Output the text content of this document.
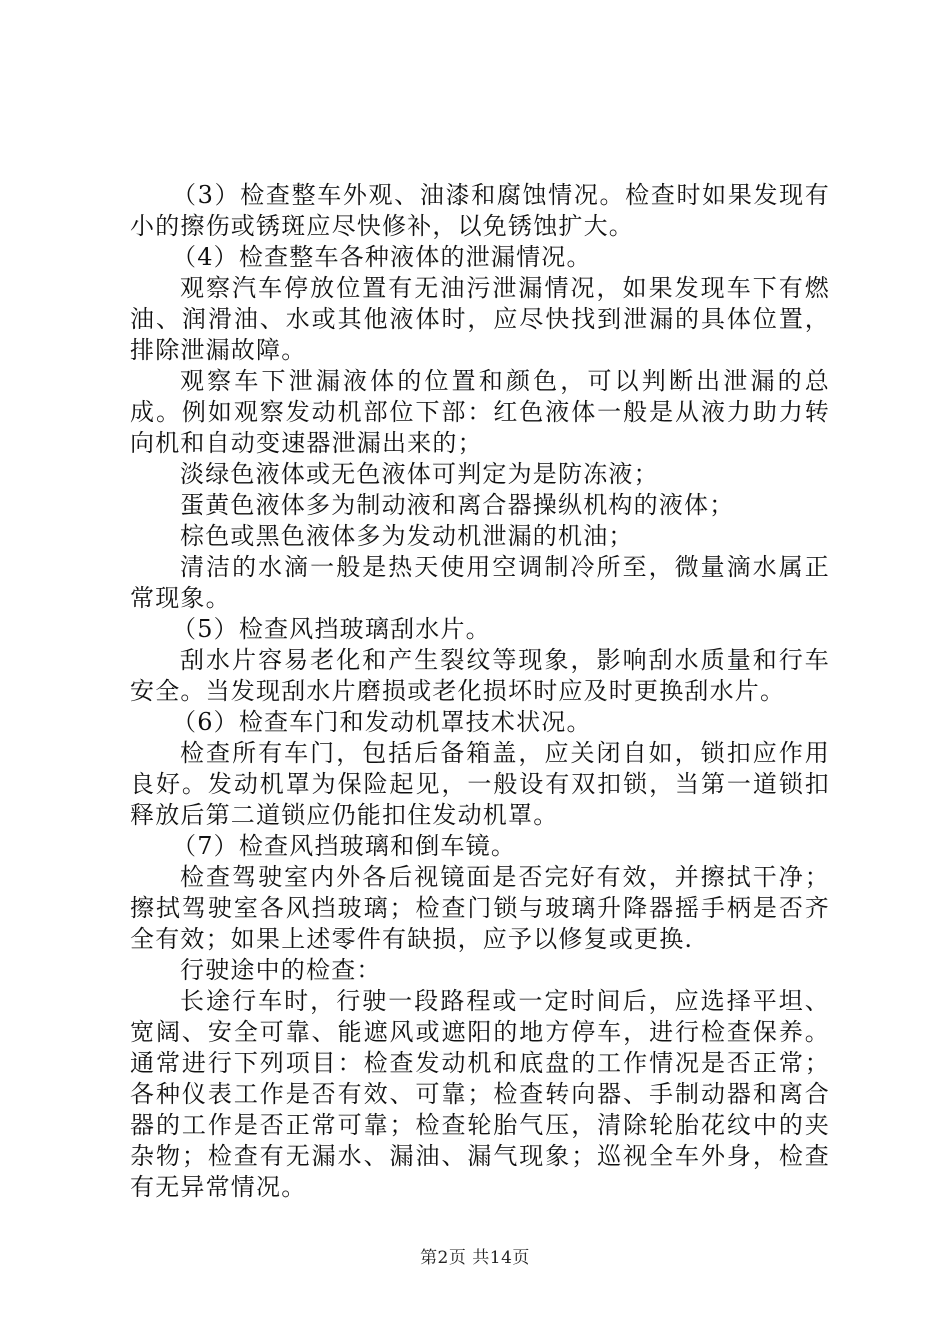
（3）检查整车外观、油漆和腐蚀情况。检查时如果发现有小的擦伤或锈斑应尽快修补，以免锈蚀扩大。

（4）检查整车各种液体的泄漏情况。

观察汽车停放位置有无油污泄漏情况，如果发现车下有燃油、润滑油、水或其他液体时，应尽快找到泄漏的具体位置，排除泄漏故障。

观察车下泄漏液体的位置和颜色，可以判断出泄漏的总成。例如观察发动机部位下部：红色液体一般是从液力助力转向机和自动变速器泄漏出来的；

淡绿色液体或无色液体可判定为是防冻液；

蛋黄色液体多为制动液和离合器操纵机构的液体；

棕色或黑色液体多为发动机泄漏的机油；

清洁的水滴一般是热天使用空调制冷所至，微量滴水属正常现象。

（5）检查风挡玻璃刮水片。

刮水片容易老化和产生裂纹等现象，影响刮水质量和行车安全。当发现刮水片磨损或老化损坏时应及时更换刮水片。

（6）检查车门和发动机罩技术状况。

检查所有车门，包括后备箱盖，应关闭自如，锁扣应作用良好。发动机罩为保险起见，一般设有双扣锁，当第一道锁扣释放后第二道锁应仍能扣住发动机罩。

（7）检查风挡玻璃和倒车镜。

检查驾驶室内外各后视镜面是否完好有效，并擦拭干净；擦拭驾驶室各风挡玻璃；检查门锁与玻璃升降器摇手柄是否齐全有效；如果上述零件有缺损，应予以修复或更换.

行驶途中的检查：

长途行车时，行驶一段路程或一定时间后，应选择平坦、宽阔、安全可靠、能遮风或遮阳的地方停车，进行检查保养。通常进行下列项目：检查发动机和底盘的工作情况是否正常；各种仪表工作是否有效、可靠；检查转向器、手制动器和离合器的工作是否正常可靠；检查轮胎气压，清除轮胎花纹中的夹杂物；检查有无漏水、漏油、漏气现象；巡视全车外身，检查有无异常情况。

第2页 共14页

= = = = = = =

● What to work on
Copy all the records above exactly, but leave out the pictures.

● Written response
Output the text content of this document.
（3）检查整车外观、油漆和腐蚀情况。检查时如果发现有小的擦伤或锈斑应尽快修补，以免锈蚀扩大。

（4）检查整车各种液体的泄漏情况。

观察汽车停放位置有无油污泄漏情况，如果发现车下有燃油、润滑油、水或其他液体时，应尽快找到泄漏的具体位置，排除泄漏故障。

观察车下泄漏液体的位置和颜色，可以判断出泄漏的总成。例如观察发动机部位下部：红色液体一般是从液力助力转向机和自动变速器泄漏出来的；

淡绿色液体或无色液体可判定为是防冻液；

蛋黄色液体多为制动液和离合器操纵机构的液体；

棕色或黑色液体多为发动机泄漏的机油；

清洁的水滴一般是热天使用空调制冷所至，微量滴水属正常现象。

（5）检查风挡玻璃刮水片。

刮水片容易老化和产生裂纹等现象，影响刮水质量和行车安全。当发现刮水片磨损或老化损坏时应及时更换刮水片。

（6）检查车门和发动机罩技术状况。

检查所有车门，包括后备箱盖，应关闭自如，锁扣应作用良好。发动机罩为保险起见，一般设有双扣锁，当第一道锁扣释放后第二道锁应仍能扣住发动机罩。

（7）检查风挡玻璃和倒车镜。

检查驾驶室内外各后视镜面是否完好有效，并擦拭干净；擦拭驾驶室各风挡玻璃；检查门锁与玻璃升降器摇手柄是否齐全有效；如果上述零件有缺损，应予以修复或更换.

行驶途中的检查：

长途行车时，行驶一段路程或一定时间后，应选择平坦、宽阔、安全可靠、能遮风或遮阳的地方停车，进行检查保养。通常进行下列项目：检查发动机和底盘的工作情况是否正常；各种仪表工作是否有效、可靠；检查转向器、手制动器和离合器的工作是否正常可靠；检查轮胎气压，清除轮胎花纹中的夹杂物；检查有无漏水、漏油、漏气现象；巡视全车外身，检查有无异常情况。

第2页 共14页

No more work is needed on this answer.